__GIVEN DATA__
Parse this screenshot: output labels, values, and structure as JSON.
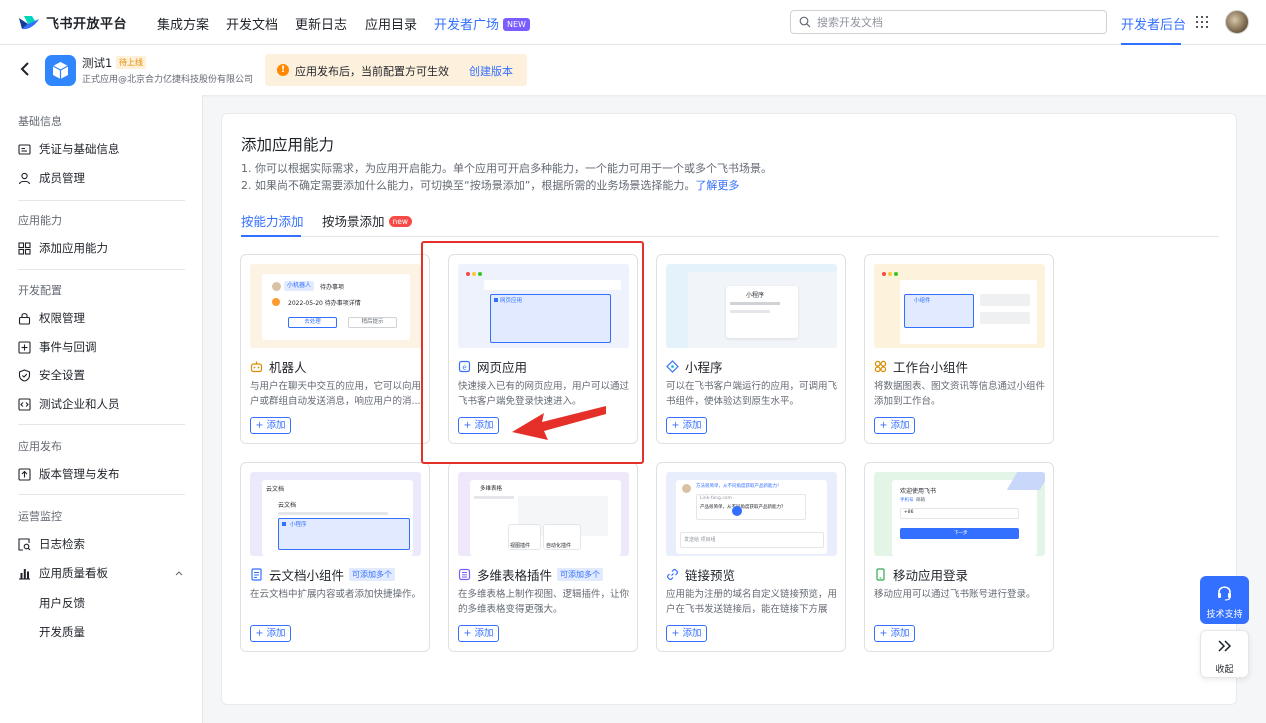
{
  "brand": {
    "name": "飞书开放平台"
  },
  "nav": {
    "items": [
      "集成方案",
      "开发文档",
      "更新日志",
      "应用目录"
    ],
    "dev_square": "开发者广场",
    "dev_square_badge": "NEW",
    "search_placeholder": "搜索开发文档",
    "dev_backend": "开发者后台"
  },
  "app": {
    "name": "测试1",
    "status": "待上线",
    "org": "正式应用@北京合力亿捷科技股份有限公司",
    "notice": "应用发布后，当前配置方可生效",
    "notice_action": "创建版本"
  },
  "sidebar": {
    "sections": [
      {
        "title": "基础信息",
        "items": [
          "凭证与基础信息",
          "成员管理"
        ]
      },
      {
        "title": "应用能力",
        "items": [
          "添加应用能力"
        ]
      },
      {
        "title": "开发配置",
        "items": [
          "权限管理",
          "事件与回调",
          "安全设置",
          "测试企业和人员"
        ]
      },
      {
        "title": "应用发布",
        "items": [
          "版本管理与发布"
        ]
      },
      {
        "title": "运营监控",
        "items": [
          "日志检索",
          "应用质量看板"
        ],
        "sub": [
          "用户反馈",
          "开发质量"
        ]
      }
    ]
  },
  "main": {
    "title": "添加应用能力",
    "desc1": "1. 你可以根据实际需求，为应用开启能力。单个应用可开启多种能力，一个能力可用于一个或多个飞书场景。",
    "desc2": "2. 如果尚不确定需要添加什么能力，可切换至“按场景添加”，根据所需的业务场景选择能力。",
    "learn_more": "了解更多",
    "tabs": [
      {
        "label": "按能力添加"
      },
      {
        "label": "按场景添加",
        "badge": "new"
      }
    ],
    "add_label": "+ 添加",
    "multi_badge": "可添加多个",
    "cards": [
      {
        "name": "机器人",
        "desc": "与用户在聊天中交互的应用，它可以向用户或群组自动发送消息，响应用户的消...",
        "icon": "robot-icon"
      },
      {
        "name": "网页应用",
        "desc": "快速接入已有的网页应用，用户可以通过飞书客户端免登录快速进入。",
        "icon": "web-app-icon"
      },
      {
        "name": "小程序",
        "desc": "可以在飞书客户端运行的应用，可调用飞书组件，使体验达到原生水平。",
        "icon": "mini-program-icon"
      },
      {
        "name": "工作台小组件",
        "desc": "将数据图表、图文资讯等信息通过小组件添加到工作台。",
        "icon": "widget-icon"
      },
      {
        "name": "云文档小组件",
        "desc": "在云文档中扩展内容或者添加快捷操作。",
        "icon": "doc-widget-icon",
        "multi": true
      },
      {
        "name": "多维表格插件",
        "desc": "在多维表格上制作视图、逻辑插件，让你的多维表格变得更强大。",
        "icon": "base-plugin-icon",
        "multi": true
      },
      {
        "name": "链接预览",
        "desc": "应用能为注册的域名自定义链接预览，用户在飞书发送链接后，能在链接下方展示...",
        "icon": "link-icon"
      },
      {
        "name": "移动应用登录",
        "desc": "移动应用可以通过飞书账号进行登录。",
        "icon": "mobile-login-icon"
      }
    ],
    "thumbs": {
      "robot_tag": "小机器人",
      "robot_sub": "待办事项",
      "robot_line": "2022-05-20 待办事项详情",
      "robot_btn1": "去处理",
      "robot_btn2": "稍后提示",
      "web_tab": "网页应用",
      "mini_title": "小程序",
      "widget_title": "小组件",
      "doc_header": "云文档",
      "doc_title": "云文档",
      "doc_item": "小程序",
      "base_header": "多维表格",
      "base_btn1": "视图插件",
      "base_btn2": "自动化插件",
      "link_msg": "方法很简单，从不同角度获取产品新能力！",
      "link_domain": "Link-fang.com",
      "link_title": "产品很简单，从不同角度获取产品新能力？",
      "link_input": "发送给 项目组",
      "login_title": "欢迎使用飞书",
      "login_tab1": "手机号",
      "login_tab2": "邮箱",
      "login_code": "+86",
      "login_btn": "下一步"
    }
  },
  "float": {
    "support": "技术支持",
    "collapse": "收起"
  },
  "colors": {
    "accent": "#3370ff",
    "highlight": "#e5302a",
    "warning": "#ff8800"
  }
}
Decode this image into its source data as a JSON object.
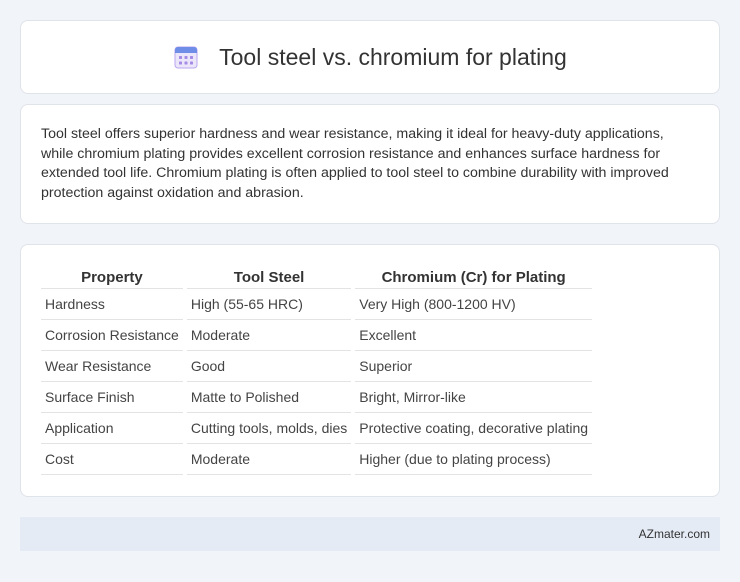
{
  "header": {
    "title": "Tool steel vs. chromium for plating",
    "icon": "calendar-icon"
  },
  "description": "Tool steel offers superior hardness and wear resistance, making it ideal for heavy-duty applications, while chromium plating provides excellent corrosion resistance and enhances surface hardness for extended tool life. Chromium plating is often applied to tool steel to combine durability with improved protection against oxidation and abrasion.",
  "table": {
    "headers": [
      "Property",
      "Tool Steel",
      "Chromium (Cr) for Plating"
    ],
    "rows": [
      [
        "Hardness",
        "High (55-65 HRC)",
        "Very High (800-1200 HV)"
      ],
      [
        "Corrosion Resistance",
        "Moderate",
        "Excellent"
      ],
      [
        "Wear Resistance",
        "Good",
        "Superior"
      ],
      [
        "Surface Finish",
        "Matte to Polished",
        "Bright, Mirror-like"
      ],
      [
        "Application",
        "Cutting tools, molds, dies",
        "Protective coating, decorative plating"
      ],
      [
        "Cost",
        "Moderate",
        "Higher (due to plating process)"
      ]
    ]
  },
  "footer": {
    "text": "AZmater.com"
  }
}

__THE PROBLEM__
Please retype the entries above word for word, but only from the line containing "Decode this image" through the last line, and without the pictures.

__FINISHED ANSWER__
Decode this image into its source data as a JSON object.
{
  "header": {
    "title": "Tool steel vs. chromium for plating",
    "icon": "calendar-icon"
  },
  "description": "Tool steel offers superior hardness and wear resistance, making it ideal for heavy-duty applications, while chromium plating provides excellent corrosion resistance and enhances surface hardness for extended tool life. Chromium plating is often applied to tool steel to combine durability with improved protection against oxidation and abrasion.",
  "table": {
    "headers": [
      "Property",
      "Tool Steel",
      "Chromium (Cr) for Plating"
    ],
    "rows": [
      [
        "Hardness",
        "High (55-65 HRC)",
        "Very High (800-1200 HV)"
      ],
      [
        "Corrosion Resistance",
        "Moderate",
        "Excellent"
      ],
      [
        "Wear Resistance",
        "Good",
        "Superior"
      ],
      [
        "Surface Finish",
        "Matte to Polished",
        "Bright, Mirror-like"
      ],
      [
        "Application",
        "Cutting tools, molds, dies",
        "Protective coating, decorative plating"
      ],
      [
        "Cost",
        "Moderate",
        "Higher (due to plating process)"
      ]
    ]
  },
  "footer": {
    "text": "AZmater.com"
  }
}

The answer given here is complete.